**Exercise inputs:**
((

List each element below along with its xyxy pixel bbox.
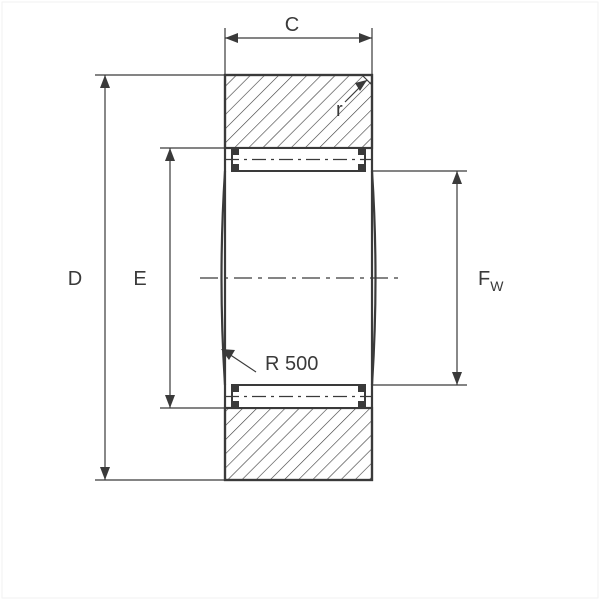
hatch-top <box>225 75 372 148</box>
label-fw: FW <box>478 268 504 294</box>
label-r500: R 500 <box>265 353 318 375</box>
label-e: E <box>133 268 146 290</box>
label-d: D <box>68 268 82 290</box>
dimension-c: C <box>225 14 372 75</box>
bearing-cross-section-diagram: C r D E FW R 500 <box>0 0 600 600</box>
radius-callout: R 500 <box>221 349 318 375</box>
label-r: r <box>336 99 343 121</box>
dimension-fw: FW <box>372 171 504 385</box>
hatch-bottom <box>225 408 372 480</box>
label-c: C <box>285 14 299 36</box>
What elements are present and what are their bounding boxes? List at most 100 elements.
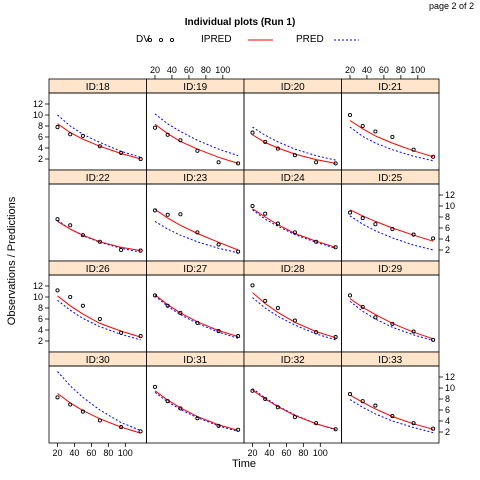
dv-point (97, 316, 102, 322)
legend-label-pred: PRED (296, 34, 324, 45)
dv-point (250, 130, 255, 135)
legend-dv-circle (158, 37, 164, 43)
panel-id19: ID:19 20 40 60 80 100 (146, 65, 245, 171)
y-tick-label: 2 (445, 245, 450, 255)
dv-point (275, 146, 280, 151)
x-tick-label: 40 (167, 65, 177, 75)
dv-point (216, 423, 221, 428)
dv-point (68, 294, 73, 300)
dv-point (292, 318, 297, 323)
y-tick-label: 6 (38, 132, 43, 142)
dv-point (314, 239, 319, 244)
dv-point (97, 418, 102, 423)
dv-point (263, 396, 268, 402)
legend-dv-circle (169, 37, 175, 43)
x-tick-label: 20 (247, 448, 257, 458)
panel-id28: ID:28 (243, 260, 342, 353)
x-tick-label: 60 (86, 448, 96, 458)
dv-point (431, 236, 436, 241)
dv-point (80, 409, 85, 414)
dv-point (250, 203, 255, 209)
ipred-line (154, 123, 239, 164)
legend-keys (147, 37, 359, 43)
dv-point (390, 321, 395, 326)
y-tick-label: 4 (445, 416, 450, 426)
panel-strip-label: ID:28 (281, 264, 305, 275)
panel-id24: ID:24 (243, 169, 342, 262)
panel-frame (146, 365, 245, 444)
ipred-line (252, 134, 336, 164)
dv-point (411, 421, 416, 426)
dv-point (216, 242, 221, 247)
ipred-line (57, 220, 141, 252)
y-tick-label: 12 (33, 281, 43, 291)
dv-point (250, 283, 255, 288)
legend-label-ipred: IPRED (201, 34, 232, 45)
dv-point (275, 405, 280, 410)
y-tick-label: 10 (33, 292, 43, 302)
dv-point (216, 160, 221, 165)
dv-point (152, 125, 158, 130)
panel-strip-label: ID:32 (281, 355, 305, 366)
y-tick-label: 6 (38, 314, 43, 324)
dv-point (411, 232, 416, 237)
dv-point (236, 334, 241, 339)
dv-point (347, 112, 353, 118)
dv-point (390, 414, 395, 419)
panel-id27: ID:27 (146, 260, 245, 353)
dv-point (236, 427, 241, 432)
dv-point (138, 429, 143, 434)
dv-point (360, 304, 365, 309)
ipred-line (57, 393, 141, 434)
dv-point (195, 416, 200, 421)
dv-point (373, 129, 378, 134)
dv-point (165, 132, 170, 137)
dv-point (250, 388, 255, 393)
dv-point (263, 211, 268, 216)
dv-point (195, 148, 200, 153)
panel-strip-label: ID:23 (183, 173, 207, 184)
pred-line (57, 219, 141, 253)
panel-id20: ID:20 (243, 78, 342, 171)
x-tick-label: 40 (264, 448, 274, 458)
panel-id31: ID:31 (146, 351, 245, 444)
ipred-line (349, 394, 434, 430)
y-tick-label: 8 (38, 303, 43, 313)
x-tick-label: 20 (150, 65, 160, 75)
panel-id30: ID:30 20 40 60 80 100 (48, 351, 147, 458)
dv-point (431, 154, 436, 159)
dv-point (138, 334, 143, 339)
x-tick-label: 80 (396, 65, 406, 75)
panel-frame (243, 183, 342, 262)
x-tick-label: 20 (345, 65, 355, 75)
panel-id29: ID:29 (341, 260, 440, 353)
y-tick-label: 10 (33, 110, 43, 120)
pred-line (154, 113, 239, 157)
y-tick-label: 10 (445, 201, 455, 211)
panel-strip-label: ID:27 (183, 264, 207, 275)
dv-point (178, 310, 183, 315)
ipred-line (349, 298, 434, 340)
dv-point (80, 303, 85, 308)
panel-strip-label: ID:18 (86, 82, 110, 93)
y-tick-label: 2 (38, 154, 43, 164)
ipred-line (349, 209, 434, 242)
dv-point (165, 399, 170, 404)
y-tick-label: 10 (445, 383, 455, 393)
dv-point (263, 298, 268, 303)
ipred-line (154, 390, 239, 431)
y-tick-label: 12 (445, 190, 455, 200)
panel-strip-label: ID:24 (281, 173, 305, 184)
pred-line (57, 114, 141, 158)
dv-point (80, 133, 85, 138)
x-tick-label: 80 (201, 65, 211, 75)
dv-point (236, 249, 241, 254)
pred-line (252, 209, 336, 249)
dv-point (275, 221, 280, 226)
dv-point (80, 233, 85, 238)
dv-point (373, 403, 378, 408)
panel-frame (48, 92, 147, 171)
panel-frame (341, 274, 440, 353)
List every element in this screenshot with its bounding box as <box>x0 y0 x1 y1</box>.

))

**Task objective:** Can you retype every line of the data above without changing a character, leaving out the pictures?

**Full response:**
List each element below along with its xyxy pixel bbox.
hatch-top <box>225 75 372 148</box>
label-fw: FW <box>478 268 504 294</box>
label-r500: R 500 <box>265 353 318 375</box>
label-e: E <box>133 268 146 290</box>
label-d: D <box>68 268 82 290</box>
dimension-c: C <box>225 14 372 75</box>
bearing-cross-section-diagram: C r D E FW R 500 <box>0 0 600 600</box>
radius-callout: R 500 <box>221 349 318 375</box>
label-r: r <box>336 99 343 121</box>
dimension-fw: FW <box>372 171 504 385</box>
hatch-bottom <box>225 408 372 480</box>
label-c: C <box>285 14 299 36</box>
What elements are present and what are their bounding boxes? List at most 100 elements.
dv-point (97, 316, 102, 322)
legend-label-pred: PRED (296, 34, 324, 45)
dv-point (250, 130, 255, 135)
legend-dv-circle (158, 37, 164, 43)
panel-id19: ID:19 20 40 60 80 100 (146, 65, 245, 171)
y-tick-label: 2 (445, 245, 450, 255)
dv-point (275, 146, 280, 151)
x-tick-label: 40 (167, 65, 177, 75)
dv-point (216, 423, 221, 428)
dv-point (68, 294, 73, 300)
dv-point (292, 318, 297, 323)
y-tick-label: 6 (38, 132, 43, 142)
dv-point (314, 239, 319, 244)
dv-point (97, 418, 102, 423)
dv-point (263, 396, 268, 402)
legend-dv-circle (169, 37, 175, 43)
x-tick-label: 20 (247, 448, 257, 458)
panel-id28: ID:28 (243, 260, 342, 353)
x-tick-label: 60 (86, 448, 96, 458)
dv-point (431, 236, 436, 241)
dv-point (80, 409, 85, 414)
dv-point (250, 203, 255, 209)
ipred-line (154, 123, 239, 164)
legend-keys (147, 37, 359, 43)
dv-point (390, 321, 395, 326)
y-tick-label: 4 (445, 416, 450, 426)
panel-strip-label: ID:28 (281, 264, 305, 275)
panel-id24: ID:24 (243, 169, 342, 262)
panel-frame (146, 365, 245, 444)
ipred-line (252, 134, 336, 164)
dv-point (411, 421, 416, 426)
dv-point (216, 242, 221, 247)
ipred-line (57, 220, 141, 252)
y-tick-label: 12 (33, 281, 43, 291)
dv-point (250, 283, 255, 288)
legend-label-ipred: IPRED (201, 34, 232, 45)
dv-point (275, 405, 280, 410)
y-tick-label: 10 (33, 292, 43, 302)
dv-point (216, 160, 221, 165)
dv-point (152, 125, 158, 130)
panel-strip-label: ID:32 (281, 355, 305, 366)
y-tick-label: 6 (38, 314, 43, 324)
dv-point (411, 232, 416, 237)
dv-point (236, 334, 241, 339)
dv-point (347, 112, 353, 118)
dv-point (390, 414, 395, 419)
panel-id27: ID:27 (146, 260, 245, 353)
dv-point (236, 427, 241, 432)
dv-point (138, 429, 143, 434)
dv-point (360, 304, 365, 309)
ipred-line (57, 393, 141, 434)
dv-point (195, 416, 200, 421)
dv-point (373, 129, 378, 134)
dv-point (165, 132, 170, 137)
dv-point (250, 388, 255, 393)
dv-point (263, 211, 268, 216)
dv-point (195, 148, 200, 153)
panel-strip-label: ID:23 (183, 173, 207, 184)
pred-line (57, 219, 141, 253)
panel-id20: ID:20 (243, 78, 342, 171)
x-tick-label: 40 (264, 448, 274, 458)
panel-id31: ID:31 (146, 351, 245, 444)
ipred-line (349, 394, 434, 430)
y-tick-label: 8 (38, 303, 43, 313)
x-tick-label: 20 (150, 65, 160, 75)
panel-id30: ID:30 20 40 60 80 100 (48, 351, 147, 458)
dv-point (431, 154, 436, 159)
dv-point (138, 334, 143, 339)
x-tick-label: 80 (396, 65, 406, 75)
panel-frame (243, 183, 342, 262)
x-tick-label: 20 (345, 65, 355, 75)
panel-id29: ID:29 (341, 260, 440, 353)
y-tick-label: 10 (33, 110, 43, 120)
pred-line (154, 113, 239, 157)
y-tick-label: 10 (445, 201, 455, 211)
panel-strip-label: ID:27 (183, 264, 207, 275)
dv-point (178, 310, 183, 315)
ipred-line (349, 298, 434, 340)
dv-point (80, 303, 85, 308)
panel-strip-label: ID:18 (86, 82, 110, 93)
y-tick-label: 2 (38, 154, 43, 164)
ipred-line (349, 209, 434, 242)
dv-point (165, 399, 170, 404)
y-tick-label: 10 (445, 383, 455, 393)
dv-point (263, 298, 268, 303)
ipred-line (154, 390, 239, 431)
y-tick-label: 12 (445, 190, 455, 200)
panel-strip-label: ID:24 (281, 173, 305, 184)
pred-line (57, 114, 141, 158)
dv-point (80, 133, 85, 138)
x-tick-label: 80 (201, 65, 211, 75)
dv-point (236, 249, 241, 254)
pred-line (252, 209, 336, 249)
dv-point (275, 221, 280, 226)
dv-point (80, 233, 85, 238)
dv-point (373, 403, 378, 408)
panel-frame (48, 92, 147, 171)
panel-frame (341, 274, 440, 353)
List every element in this screenshot with its bounding box as <box>x0 y0 x1 y1</box>.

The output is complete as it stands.